**REQUIRED TASK**
Word for word, transcribe the lines from the one containing "Enumerate this screenshot's" through the end of the entries, both included, and nothing else.

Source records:
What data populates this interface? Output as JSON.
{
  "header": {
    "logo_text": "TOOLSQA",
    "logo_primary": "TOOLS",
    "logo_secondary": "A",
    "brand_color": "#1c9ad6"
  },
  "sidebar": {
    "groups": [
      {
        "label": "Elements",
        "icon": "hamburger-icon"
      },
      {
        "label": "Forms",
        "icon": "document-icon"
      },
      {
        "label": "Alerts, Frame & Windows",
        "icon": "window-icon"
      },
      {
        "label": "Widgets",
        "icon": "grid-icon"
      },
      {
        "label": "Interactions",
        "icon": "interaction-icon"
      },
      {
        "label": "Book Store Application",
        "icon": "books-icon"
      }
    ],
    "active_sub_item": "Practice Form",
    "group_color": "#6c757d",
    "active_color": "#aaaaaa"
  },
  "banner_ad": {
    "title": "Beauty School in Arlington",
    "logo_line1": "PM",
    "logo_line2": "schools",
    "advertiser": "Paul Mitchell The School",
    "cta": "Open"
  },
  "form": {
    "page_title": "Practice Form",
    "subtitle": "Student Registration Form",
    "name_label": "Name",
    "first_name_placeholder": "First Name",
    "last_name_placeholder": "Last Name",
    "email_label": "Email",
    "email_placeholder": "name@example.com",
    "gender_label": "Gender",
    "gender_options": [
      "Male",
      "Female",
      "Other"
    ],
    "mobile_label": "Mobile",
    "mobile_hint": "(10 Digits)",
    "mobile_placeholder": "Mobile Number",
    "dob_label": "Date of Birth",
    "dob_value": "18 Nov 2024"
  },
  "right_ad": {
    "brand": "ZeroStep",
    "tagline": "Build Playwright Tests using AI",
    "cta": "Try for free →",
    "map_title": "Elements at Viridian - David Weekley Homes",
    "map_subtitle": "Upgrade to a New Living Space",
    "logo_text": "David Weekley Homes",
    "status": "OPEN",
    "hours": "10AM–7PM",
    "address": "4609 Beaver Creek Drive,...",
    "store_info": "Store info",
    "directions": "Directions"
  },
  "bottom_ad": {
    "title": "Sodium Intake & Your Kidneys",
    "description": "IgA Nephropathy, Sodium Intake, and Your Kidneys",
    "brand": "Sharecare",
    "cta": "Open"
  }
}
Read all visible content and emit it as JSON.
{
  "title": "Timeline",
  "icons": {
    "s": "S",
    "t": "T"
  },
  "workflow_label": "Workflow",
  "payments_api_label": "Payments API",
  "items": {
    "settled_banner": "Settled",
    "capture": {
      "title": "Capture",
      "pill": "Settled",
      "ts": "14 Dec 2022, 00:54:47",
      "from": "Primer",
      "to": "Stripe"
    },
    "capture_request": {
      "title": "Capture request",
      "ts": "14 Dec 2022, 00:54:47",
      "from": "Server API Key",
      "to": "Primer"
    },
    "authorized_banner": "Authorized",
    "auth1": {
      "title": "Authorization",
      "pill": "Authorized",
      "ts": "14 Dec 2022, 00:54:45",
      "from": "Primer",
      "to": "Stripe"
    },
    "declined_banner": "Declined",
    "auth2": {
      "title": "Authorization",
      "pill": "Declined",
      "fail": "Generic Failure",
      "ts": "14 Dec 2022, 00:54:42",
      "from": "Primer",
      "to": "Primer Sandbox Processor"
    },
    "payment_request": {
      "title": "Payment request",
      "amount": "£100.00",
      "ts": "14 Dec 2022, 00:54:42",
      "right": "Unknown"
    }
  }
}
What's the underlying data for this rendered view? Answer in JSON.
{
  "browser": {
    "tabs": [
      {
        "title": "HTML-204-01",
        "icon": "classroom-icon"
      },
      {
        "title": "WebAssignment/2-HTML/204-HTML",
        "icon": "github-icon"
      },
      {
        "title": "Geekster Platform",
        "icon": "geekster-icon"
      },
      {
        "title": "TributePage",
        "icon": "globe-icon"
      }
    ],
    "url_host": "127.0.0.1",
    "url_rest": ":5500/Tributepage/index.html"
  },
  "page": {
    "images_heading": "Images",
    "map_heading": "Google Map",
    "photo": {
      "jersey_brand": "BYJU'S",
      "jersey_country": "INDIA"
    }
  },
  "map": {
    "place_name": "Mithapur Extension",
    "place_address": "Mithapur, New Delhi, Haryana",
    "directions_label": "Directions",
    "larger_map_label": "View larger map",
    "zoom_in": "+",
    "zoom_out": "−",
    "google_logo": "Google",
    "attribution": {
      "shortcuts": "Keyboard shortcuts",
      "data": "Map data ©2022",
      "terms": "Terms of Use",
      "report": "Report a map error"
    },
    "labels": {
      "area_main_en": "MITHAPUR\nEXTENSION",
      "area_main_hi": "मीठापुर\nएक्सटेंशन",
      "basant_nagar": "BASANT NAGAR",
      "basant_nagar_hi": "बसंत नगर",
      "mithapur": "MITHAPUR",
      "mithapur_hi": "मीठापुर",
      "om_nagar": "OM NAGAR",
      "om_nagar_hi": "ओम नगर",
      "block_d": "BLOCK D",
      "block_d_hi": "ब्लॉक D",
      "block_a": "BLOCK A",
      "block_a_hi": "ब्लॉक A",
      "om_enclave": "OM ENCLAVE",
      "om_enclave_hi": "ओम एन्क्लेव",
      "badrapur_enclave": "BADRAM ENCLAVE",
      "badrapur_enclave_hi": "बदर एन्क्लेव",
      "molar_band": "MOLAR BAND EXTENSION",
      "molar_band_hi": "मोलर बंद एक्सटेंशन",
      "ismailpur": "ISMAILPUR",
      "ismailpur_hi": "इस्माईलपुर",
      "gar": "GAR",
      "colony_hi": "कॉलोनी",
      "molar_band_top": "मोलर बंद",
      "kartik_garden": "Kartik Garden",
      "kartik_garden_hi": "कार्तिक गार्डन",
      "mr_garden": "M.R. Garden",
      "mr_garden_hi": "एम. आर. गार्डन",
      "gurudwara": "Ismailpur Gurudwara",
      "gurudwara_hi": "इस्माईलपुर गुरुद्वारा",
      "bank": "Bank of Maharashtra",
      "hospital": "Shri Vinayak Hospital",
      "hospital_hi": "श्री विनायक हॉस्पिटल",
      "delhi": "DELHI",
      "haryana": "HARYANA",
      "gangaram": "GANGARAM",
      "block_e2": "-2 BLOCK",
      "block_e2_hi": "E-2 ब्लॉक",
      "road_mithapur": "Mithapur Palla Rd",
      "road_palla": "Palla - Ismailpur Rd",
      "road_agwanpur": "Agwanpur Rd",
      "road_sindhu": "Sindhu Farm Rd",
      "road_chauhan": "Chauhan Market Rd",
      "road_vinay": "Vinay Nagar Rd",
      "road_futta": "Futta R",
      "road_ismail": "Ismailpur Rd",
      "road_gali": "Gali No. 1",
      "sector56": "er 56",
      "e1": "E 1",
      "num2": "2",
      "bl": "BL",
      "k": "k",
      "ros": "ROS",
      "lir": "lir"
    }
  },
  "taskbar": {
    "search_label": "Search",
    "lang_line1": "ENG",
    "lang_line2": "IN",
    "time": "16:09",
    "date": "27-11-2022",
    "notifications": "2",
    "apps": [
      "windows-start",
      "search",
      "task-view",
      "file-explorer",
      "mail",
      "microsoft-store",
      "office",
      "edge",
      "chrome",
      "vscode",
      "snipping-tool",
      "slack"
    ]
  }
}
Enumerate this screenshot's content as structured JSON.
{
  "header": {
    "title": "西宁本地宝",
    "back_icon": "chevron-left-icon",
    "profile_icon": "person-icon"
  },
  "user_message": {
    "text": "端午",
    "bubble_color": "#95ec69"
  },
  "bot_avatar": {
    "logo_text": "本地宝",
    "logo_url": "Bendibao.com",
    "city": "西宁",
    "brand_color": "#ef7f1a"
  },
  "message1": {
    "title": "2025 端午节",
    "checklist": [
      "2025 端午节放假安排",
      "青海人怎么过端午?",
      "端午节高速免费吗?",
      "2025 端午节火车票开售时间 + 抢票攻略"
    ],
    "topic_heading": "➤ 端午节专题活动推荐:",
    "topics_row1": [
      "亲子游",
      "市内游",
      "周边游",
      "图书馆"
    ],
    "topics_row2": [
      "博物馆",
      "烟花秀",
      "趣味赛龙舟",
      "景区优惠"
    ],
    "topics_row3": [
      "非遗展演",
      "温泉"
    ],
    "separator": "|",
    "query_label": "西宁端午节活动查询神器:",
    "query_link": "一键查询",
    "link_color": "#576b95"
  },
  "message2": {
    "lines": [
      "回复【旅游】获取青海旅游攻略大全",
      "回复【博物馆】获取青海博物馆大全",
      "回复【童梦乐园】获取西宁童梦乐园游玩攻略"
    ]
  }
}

**SOLUTION TO THE EXERCISE**
Enumerate this screenshot's content as structured JSON.
{
  "header": {
    "title": "西宁本地宝",
    "back_icon": "chevron-left-icon",
    "profile_icon": "person-icon"
  },
  "user_message": {
    "text": "端午",
    "bubble_color": "#95ec69"
  },
  "bot_avatar": {
    "logo_text": "本地宝",
    "logo_url": "Bendibao.com",
    "city": "西宁",
    "brand_color": "#ef7f1a"
  },
  "message1": {
    "title": "2025 端午节",
    "checklist": [
      "2025 端午节放假安排",
      "青海人怎么过端午?",
      "端午节高速免费吗?",
      "2025 端午节火车票开售时间 + 抢票攻略"
    ],
    "topic_heading": "➤ 端午节专题活动推荐:",
    "topics_row1": [
      "亲子游",
      "市内游",
      "周边游",
      "图书馆"
    ],
    "topics_row2": [
      "博物馆",
      "烟花秀",
      "趣味赛龙舟",
      "景区优惠"
    ],
    "topics_row3": [
      "非遗展演",
      "温泉"
    ],
    "separator": "|",
    "query_label": "西宁端午节活动查询神器:",
    "query_link": "一键查询",
    "link_color": "#576b95"
  },
  "message2": {
    "lines": [
      "回复【旅游】获取青海旅游攻略大全",
      "回复【博物馆】获取青海博物馆大全",
      "回复【童梦乐园】获取西宁童梦乐园游玩攻略"
    ]
  }
}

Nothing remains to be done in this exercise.